SHORT TASK A: Set down the passage from the account of the glass-throwing incident, from "Where do I begin?" up to and including "that won’t change.", word for word.

TEXT TO READ:
This is Being a Victim

23 Feb


Where do I begin? I guess at the point of the incident because what came before doesn’t really matter. It doesn’t change what happened. It doesn’t alter the outcome. It’s all just details, really. At just before 2:30am this past Saturday night a customer threw a glass at me. It made contact with my face just above my left eye. It didn’t shatter, thankfully. According to the doctor at the urgent care center that my friends Ashlie and Katie accompanied me to last night, I am fine. Lucky, all things considered. There is no vision damage, no broken bones, no foreign body lodged in my skin, no chance for permanent scarring. Once the bruise works through the process of healing itself it will be, at least from the outside looking in, as if this never occurred. But it did. And that won’t change.

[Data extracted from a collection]
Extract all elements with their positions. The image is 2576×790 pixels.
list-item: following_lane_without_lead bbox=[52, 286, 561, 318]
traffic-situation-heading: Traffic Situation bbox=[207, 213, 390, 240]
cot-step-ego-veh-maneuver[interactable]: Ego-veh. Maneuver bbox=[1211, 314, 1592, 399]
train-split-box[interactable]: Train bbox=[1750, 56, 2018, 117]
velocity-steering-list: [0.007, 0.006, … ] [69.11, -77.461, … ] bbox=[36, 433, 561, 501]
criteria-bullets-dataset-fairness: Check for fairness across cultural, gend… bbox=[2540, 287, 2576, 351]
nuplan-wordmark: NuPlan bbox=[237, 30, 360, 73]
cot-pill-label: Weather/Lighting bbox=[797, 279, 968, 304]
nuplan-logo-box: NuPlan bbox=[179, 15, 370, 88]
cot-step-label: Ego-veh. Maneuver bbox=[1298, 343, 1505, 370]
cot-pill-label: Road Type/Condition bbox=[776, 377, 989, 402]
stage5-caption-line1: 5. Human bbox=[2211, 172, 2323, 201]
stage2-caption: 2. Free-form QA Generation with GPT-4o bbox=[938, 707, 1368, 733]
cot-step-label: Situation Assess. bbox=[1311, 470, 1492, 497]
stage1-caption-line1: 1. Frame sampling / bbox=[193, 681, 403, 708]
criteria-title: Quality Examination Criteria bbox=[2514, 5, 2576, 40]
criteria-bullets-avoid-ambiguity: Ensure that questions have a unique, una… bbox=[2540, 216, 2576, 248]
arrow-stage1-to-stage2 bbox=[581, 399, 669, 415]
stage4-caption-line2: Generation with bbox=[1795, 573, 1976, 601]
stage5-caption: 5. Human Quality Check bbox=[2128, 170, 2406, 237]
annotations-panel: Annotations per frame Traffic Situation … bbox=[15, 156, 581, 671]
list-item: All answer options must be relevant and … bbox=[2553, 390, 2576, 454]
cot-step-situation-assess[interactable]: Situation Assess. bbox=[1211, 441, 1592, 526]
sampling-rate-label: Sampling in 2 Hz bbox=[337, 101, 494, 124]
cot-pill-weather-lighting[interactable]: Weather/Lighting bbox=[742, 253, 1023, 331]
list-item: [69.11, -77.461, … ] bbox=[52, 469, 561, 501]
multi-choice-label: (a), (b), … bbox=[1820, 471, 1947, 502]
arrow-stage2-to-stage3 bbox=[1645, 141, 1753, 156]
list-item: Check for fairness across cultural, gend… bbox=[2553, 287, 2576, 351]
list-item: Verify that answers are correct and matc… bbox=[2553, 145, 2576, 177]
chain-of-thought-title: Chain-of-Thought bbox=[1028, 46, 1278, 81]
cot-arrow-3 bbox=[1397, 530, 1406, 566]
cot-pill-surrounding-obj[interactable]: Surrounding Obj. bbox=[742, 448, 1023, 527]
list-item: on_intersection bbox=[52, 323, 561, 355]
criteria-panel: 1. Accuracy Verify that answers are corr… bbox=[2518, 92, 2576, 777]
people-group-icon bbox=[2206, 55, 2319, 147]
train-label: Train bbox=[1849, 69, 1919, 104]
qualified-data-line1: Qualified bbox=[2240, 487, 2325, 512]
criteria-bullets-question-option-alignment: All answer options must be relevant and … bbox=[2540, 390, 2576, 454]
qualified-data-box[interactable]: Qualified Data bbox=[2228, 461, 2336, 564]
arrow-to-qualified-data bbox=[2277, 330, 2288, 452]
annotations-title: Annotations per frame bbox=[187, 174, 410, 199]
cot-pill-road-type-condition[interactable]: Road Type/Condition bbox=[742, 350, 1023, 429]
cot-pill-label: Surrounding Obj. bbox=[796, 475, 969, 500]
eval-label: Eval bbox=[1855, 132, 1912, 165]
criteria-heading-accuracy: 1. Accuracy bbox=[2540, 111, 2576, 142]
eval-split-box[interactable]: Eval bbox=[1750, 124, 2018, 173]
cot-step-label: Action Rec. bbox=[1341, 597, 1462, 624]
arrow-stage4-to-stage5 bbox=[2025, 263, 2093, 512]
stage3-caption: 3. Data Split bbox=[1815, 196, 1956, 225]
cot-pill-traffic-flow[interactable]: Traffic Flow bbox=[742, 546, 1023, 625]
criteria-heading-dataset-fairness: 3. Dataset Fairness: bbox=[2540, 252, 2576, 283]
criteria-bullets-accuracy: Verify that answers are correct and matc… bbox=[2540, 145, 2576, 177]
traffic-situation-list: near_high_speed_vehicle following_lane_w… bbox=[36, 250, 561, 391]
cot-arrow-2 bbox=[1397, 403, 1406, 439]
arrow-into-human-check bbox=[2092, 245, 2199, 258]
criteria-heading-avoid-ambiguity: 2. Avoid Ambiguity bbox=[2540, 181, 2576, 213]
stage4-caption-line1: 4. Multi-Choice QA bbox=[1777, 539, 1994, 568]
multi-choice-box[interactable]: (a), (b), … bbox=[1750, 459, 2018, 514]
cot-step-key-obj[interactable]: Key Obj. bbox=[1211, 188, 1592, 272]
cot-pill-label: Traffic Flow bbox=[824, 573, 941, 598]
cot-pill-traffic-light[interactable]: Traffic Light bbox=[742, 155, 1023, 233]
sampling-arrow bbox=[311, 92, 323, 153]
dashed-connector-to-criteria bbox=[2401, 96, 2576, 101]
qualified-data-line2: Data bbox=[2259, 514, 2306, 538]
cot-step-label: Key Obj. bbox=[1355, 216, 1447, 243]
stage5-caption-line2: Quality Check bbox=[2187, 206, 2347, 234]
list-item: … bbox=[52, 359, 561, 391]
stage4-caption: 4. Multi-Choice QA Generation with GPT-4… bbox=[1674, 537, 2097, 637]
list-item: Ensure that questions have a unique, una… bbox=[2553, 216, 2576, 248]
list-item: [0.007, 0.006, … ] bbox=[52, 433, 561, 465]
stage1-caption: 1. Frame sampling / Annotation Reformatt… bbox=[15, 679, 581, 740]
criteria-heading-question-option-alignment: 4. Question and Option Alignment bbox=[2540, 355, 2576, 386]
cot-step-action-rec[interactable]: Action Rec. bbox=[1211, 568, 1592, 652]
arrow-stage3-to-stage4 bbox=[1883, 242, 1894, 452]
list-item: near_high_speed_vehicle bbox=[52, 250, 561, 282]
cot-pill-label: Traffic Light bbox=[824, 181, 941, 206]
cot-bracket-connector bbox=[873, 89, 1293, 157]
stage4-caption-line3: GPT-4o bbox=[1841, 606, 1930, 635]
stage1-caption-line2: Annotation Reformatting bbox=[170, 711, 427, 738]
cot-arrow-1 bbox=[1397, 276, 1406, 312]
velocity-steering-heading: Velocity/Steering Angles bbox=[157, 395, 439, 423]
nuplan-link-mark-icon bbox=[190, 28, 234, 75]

SHORT TASK B: From the records, extract the lines from the first one up to and including the line with "train-split-box[interactable]: Train bbox=[1750, 56, 2018, 117]", and reproduce them unchanged.

COMPLETE OUTPUT A:
Where do I begin? I guess at the point of the incident because what came before doesn’t really matter. It doesn’t change what happened. It doesn’t alter the outcome. It’s all just details, really. At just before 2:30am this past Saturday night a customer threw a glass at me. It made contact with my face just above my left eye. It didn’t shatter, thankfully. According to the doctor at the urgent care center that my friends Ashlie and Katie accompanied me to last night, I am fine. Lucky, all things considered. There is no vision damage, no broken bones, no foreign body lodged in my skin, no chance for permanent scarring. Once the bruise works through the process of healing itself it will be, at least from the outside looking in, as if this never occurred. But it did. And that won’t change.

COMPLETE OUTPUT B:
Extract all elements with their positions. The image is 2576×790 pixels.
list-item: following_lane_without_lead bbox=[52, 286, 561, 318]
traffic-situation-heading: Traffic Situation bbox=[207, 213, 390, 240]
cot-step-ego-veh-maneuver[interactable]: Ego-veh. Maneuver bbox=[1211, 314, 1592, 399]
train-split-box[interactable]: Train bbox=[1750, 56, 2018, 117]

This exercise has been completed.